- _SET TASK_
Look through the material below and give the number of lines holding "text", with no other words.

---

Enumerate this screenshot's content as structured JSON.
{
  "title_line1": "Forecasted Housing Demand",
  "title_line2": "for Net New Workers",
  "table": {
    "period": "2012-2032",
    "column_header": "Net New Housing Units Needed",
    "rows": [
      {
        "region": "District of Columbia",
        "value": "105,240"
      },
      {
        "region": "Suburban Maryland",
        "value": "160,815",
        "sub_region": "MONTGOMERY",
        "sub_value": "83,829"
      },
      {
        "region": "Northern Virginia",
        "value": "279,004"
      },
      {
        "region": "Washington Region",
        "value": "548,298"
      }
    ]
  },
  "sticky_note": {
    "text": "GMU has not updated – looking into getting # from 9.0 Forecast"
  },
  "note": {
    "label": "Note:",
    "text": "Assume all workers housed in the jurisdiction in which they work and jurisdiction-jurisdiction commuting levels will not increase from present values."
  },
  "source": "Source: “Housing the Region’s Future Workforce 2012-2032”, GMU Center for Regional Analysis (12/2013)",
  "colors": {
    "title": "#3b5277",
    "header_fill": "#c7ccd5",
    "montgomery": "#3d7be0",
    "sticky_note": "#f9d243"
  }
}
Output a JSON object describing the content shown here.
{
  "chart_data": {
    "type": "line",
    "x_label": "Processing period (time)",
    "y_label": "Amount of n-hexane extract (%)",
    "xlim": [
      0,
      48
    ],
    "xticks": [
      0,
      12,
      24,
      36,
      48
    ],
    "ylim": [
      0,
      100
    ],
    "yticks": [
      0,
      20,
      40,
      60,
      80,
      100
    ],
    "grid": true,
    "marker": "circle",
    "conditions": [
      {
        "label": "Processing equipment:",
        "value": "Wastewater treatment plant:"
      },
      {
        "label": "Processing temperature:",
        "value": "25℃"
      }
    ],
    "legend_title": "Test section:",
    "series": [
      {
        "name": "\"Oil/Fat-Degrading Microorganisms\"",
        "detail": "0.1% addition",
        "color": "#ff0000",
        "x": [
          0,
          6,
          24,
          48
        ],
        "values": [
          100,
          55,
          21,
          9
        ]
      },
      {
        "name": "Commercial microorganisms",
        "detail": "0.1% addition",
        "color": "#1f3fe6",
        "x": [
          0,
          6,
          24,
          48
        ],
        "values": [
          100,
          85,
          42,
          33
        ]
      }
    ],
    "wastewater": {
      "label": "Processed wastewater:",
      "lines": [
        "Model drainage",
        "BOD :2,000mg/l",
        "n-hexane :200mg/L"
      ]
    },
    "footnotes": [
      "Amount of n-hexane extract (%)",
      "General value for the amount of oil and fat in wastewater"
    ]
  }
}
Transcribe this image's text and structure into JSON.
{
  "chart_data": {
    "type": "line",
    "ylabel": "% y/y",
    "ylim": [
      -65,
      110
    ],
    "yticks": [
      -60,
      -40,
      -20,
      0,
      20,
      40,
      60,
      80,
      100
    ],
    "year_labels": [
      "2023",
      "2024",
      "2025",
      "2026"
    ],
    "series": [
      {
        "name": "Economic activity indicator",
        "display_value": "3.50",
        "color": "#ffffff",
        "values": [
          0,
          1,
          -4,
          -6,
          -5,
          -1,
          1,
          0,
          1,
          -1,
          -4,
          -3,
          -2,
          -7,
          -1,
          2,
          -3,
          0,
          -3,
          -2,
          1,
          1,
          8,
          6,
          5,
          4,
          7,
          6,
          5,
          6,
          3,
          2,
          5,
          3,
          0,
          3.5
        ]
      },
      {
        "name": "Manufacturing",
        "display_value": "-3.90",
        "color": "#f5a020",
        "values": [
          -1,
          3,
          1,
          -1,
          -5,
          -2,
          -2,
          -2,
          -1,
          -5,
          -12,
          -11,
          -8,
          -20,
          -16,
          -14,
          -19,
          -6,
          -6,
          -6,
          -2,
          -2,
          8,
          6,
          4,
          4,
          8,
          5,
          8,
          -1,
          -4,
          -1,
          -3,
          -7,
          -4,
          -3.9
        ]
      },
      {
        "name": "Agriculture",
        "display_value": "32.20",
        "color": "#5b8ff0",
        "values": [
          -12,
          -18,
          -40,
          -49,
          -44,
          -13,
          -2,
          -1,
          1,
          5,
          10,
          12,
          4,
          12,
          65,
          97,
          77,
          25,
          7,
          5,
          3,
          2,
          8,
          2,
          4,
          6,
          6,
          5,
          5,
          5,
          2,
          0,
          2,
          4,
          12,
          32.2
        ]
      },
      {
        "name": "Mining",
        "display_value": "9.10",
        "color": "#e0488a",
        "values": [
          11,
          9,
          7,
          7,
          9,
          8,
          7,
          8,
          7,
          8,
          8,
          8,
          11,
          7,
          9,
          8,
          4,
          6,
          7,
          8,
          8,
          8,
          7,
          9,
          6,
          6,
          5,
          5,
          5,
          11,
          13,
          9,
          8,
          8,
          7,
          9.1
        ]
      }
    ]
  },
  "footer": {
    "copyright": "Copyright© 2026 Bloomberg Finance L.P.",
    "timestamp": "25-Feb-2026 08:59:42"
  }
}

---

- _ANSWER FOR THE TASK_
3